[Excerpts from a figure dataset]
■ ■ ■ ■ ■

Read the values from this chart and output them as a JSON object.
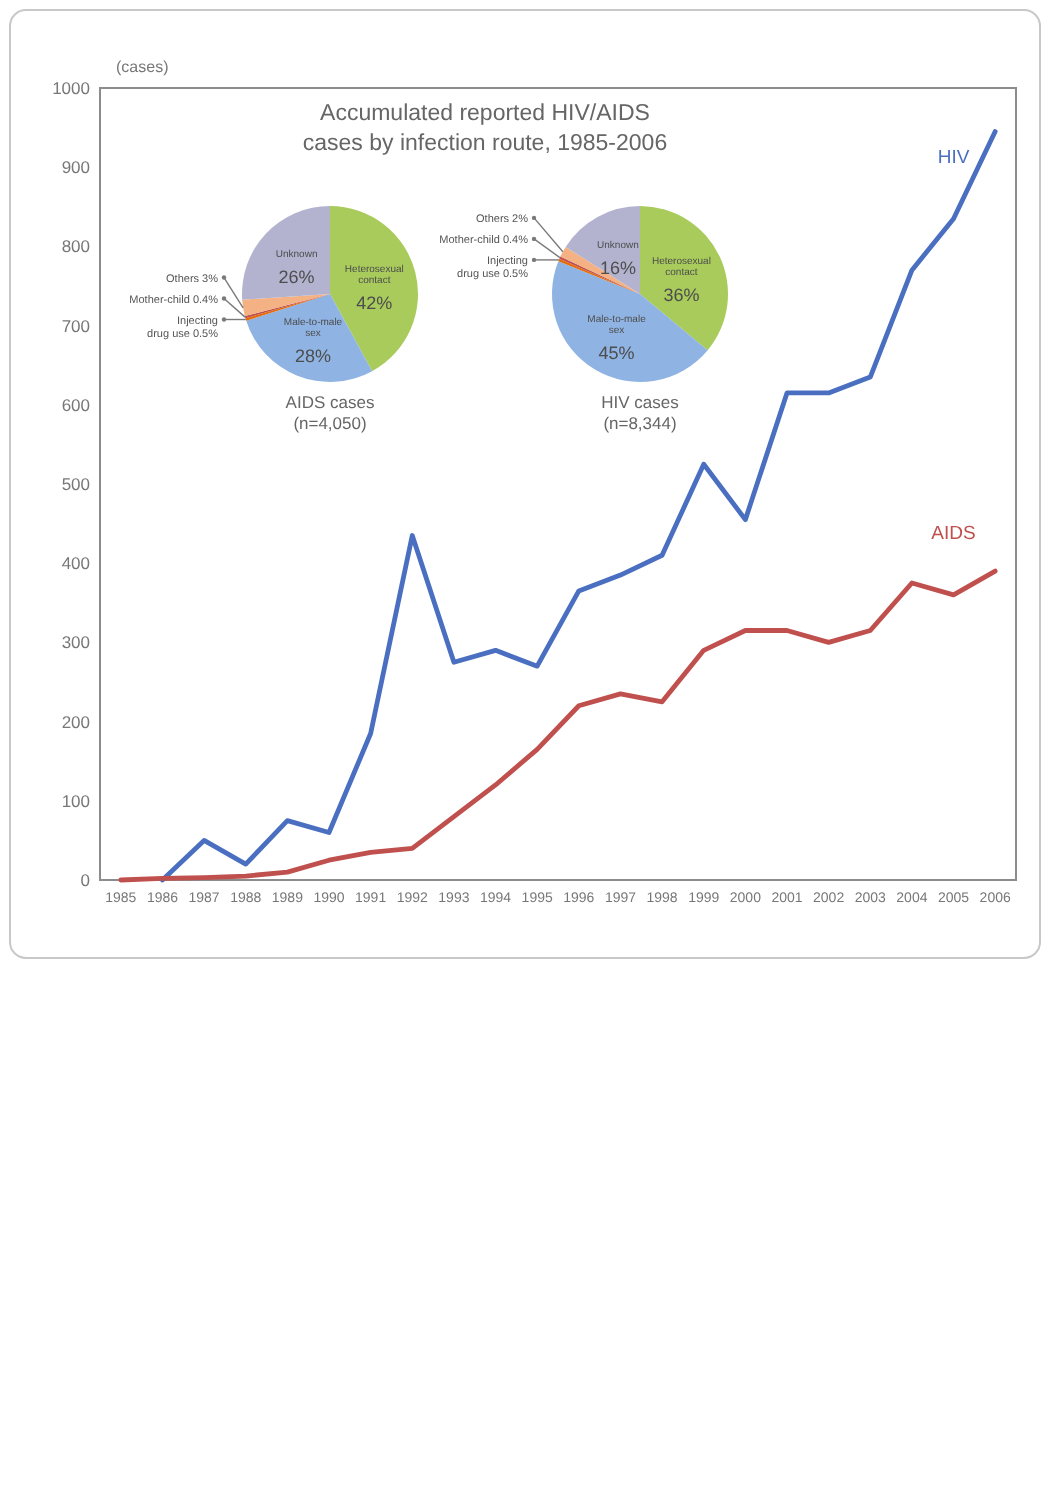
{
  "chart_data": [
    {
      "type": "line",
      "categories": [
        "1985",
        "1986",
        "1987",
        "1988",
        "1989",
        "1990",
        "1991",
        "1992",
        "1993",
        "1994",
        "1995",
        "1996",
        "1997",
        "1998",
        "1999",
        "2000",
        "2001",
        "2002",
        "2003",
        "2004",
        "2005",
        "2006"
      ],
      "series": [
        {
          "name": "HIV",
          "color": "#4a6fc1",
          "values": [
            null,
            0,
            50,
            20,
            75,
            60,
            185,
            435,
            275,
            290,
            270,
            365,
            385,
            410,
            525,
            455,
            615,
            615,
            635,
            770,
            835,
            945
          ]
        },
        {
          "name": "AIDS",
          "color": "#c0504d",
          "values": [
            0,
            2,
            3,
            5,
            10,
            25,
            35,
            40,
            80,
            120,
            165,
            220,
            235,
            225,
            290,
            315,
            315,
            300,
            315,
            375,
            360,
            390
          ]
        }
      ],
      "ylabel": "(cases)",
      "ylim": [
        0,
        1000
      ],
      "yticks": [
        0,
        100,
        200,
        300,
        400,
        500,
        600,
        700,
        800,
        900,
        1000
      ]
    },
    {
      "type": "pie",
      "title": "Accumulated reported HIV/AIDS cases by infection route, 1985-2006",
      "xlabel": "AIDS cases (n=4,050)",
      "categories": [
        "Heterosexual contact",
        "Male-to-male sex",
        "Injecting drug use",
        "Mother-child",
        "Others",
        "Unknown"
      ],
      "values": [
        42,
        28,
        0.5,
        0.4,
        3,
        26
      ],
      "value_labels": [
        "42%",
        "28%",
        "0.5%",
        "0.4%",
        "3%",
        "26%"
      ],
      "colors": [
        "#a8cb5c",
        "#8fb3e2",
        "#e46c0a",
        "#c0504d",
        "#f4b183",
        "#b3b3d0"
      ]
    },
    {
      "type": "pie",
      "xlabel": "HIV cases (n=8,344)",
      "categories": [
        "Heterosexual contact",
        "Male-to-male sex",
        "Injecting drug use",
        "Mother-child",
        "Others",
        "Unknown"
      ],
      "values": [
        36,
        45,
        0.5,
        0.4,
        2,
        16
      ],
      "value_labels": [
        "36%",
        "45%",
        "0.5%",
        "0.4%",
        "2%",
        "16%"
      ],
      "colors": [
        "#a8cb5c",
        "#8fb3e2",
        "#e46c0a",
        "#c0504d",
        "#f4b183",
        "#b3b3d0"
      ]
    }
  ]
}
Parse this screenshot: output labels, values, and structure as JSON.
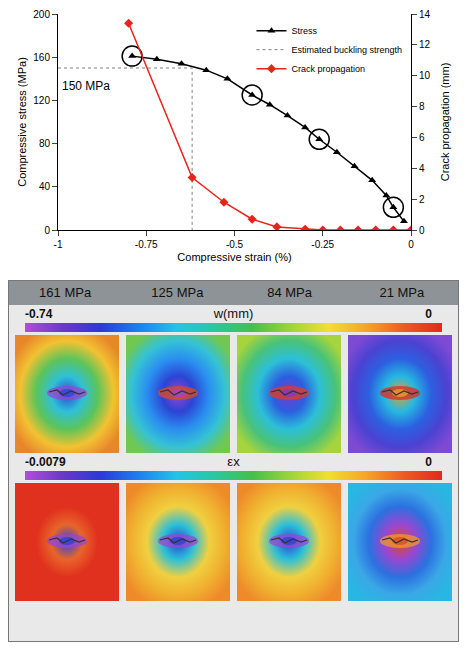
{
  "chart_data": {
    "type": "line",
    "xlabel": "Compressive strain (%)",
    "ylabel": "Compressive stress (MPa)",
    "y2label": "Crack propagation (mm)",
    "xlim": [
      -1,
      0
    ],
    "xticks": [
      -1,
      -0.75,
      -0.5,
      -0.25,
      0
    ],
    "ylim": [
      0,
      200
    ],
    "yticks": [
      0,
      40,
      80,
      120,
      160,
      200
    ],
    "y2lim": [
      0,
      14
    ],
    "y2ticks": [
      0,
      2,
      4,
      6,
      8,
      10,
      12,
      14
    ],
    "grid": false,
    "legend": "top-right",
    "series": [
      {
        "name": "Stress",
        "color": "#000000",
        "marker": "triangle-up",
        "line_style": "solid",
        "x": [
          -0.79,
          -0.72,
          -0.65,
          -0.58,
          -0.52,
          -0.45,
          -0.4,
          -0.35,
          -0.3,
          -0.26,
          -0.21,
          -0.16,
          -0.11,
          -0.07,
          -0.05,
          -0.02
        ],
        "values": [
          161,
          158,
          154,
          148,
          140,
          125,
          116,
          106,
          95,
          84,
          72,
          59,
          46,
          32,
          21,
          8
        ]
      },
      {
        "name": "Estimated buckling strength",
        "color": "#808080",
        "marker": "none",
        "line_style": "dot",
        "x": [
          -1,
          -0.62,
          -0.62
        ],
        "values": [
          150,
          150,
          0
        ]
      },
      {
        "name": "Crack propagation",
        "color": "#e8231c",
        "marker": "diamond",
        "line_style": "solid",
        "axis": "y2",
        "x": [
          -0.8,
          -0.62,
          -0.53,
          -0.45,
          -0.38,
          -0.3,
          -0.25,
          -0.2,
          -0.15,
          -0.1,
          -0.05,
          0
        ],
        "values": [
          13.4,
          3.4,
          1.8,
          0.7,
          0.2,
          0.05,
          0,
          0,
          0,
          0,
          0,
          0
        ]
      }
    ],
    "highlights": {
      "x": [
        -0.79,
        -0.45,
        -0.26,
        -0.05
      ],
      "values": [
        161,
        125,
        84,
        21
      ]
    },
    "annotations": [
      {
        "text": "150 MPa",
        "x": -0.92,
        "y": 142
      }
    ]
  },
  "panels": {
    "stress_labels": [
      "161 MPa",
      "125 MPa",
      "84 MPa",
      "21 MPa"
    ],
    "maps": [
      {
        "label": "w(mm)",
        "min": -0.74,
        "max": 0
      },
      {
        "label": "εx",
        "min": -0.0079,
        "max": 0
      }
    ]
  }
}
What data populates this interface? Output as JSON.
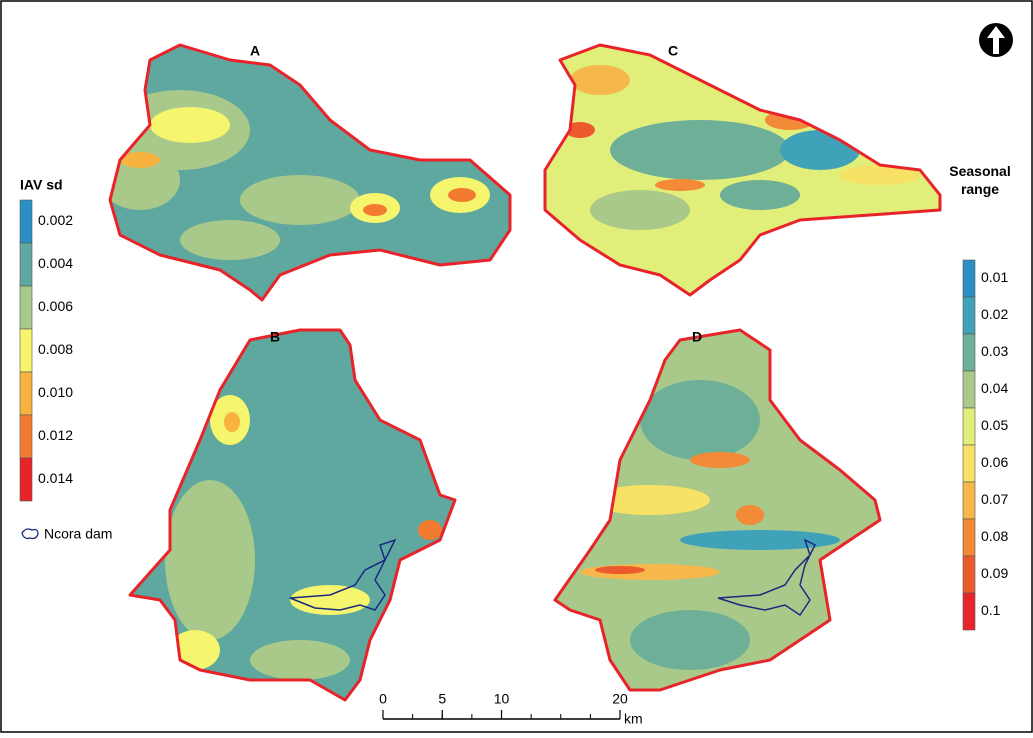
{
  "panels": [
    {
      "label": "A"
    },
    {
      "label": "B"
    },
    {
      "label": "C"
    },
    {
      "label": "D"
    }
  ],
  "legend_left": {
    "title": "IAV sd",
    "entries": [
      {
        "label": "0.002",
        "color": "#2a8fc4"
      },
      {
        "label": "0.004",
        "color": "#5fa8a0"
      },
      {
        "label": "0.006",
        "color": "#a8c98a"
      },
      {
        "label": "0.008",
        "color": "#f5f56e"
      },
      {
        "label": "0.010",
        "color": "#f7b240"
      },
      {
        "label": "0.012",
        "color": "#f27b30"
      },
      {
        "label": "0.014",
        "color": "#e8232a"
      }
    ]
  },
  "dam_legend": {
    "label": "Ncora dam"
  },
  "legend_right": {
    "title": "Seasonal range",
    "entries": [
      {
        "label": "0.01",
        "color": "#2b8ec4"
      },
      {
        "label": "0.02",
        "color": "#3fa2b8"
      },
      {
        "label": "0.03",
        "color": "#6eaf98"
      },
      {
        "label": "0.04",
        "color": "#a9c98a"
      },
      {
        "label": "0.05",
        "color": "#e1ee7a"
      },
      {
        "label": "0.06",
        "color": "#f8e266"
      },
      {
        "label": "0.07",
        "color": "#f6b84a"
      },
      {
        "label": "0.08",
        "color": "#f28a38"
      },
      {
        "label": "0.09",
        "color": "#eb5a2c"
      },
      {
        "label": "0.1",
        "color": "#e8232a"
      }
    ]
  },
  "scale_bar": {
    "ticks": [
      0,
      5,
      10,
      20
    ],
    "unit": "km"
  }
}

■ ■ ■ ■ ■

» Task
Using the listing above, pull out all lines that hold the word "this".

» Correct output
Read the values from this chart and output them as a JSON object.
Parse this screenshot: output labels, values, and structure as JSON.
What data populates this interface? Output as JSON.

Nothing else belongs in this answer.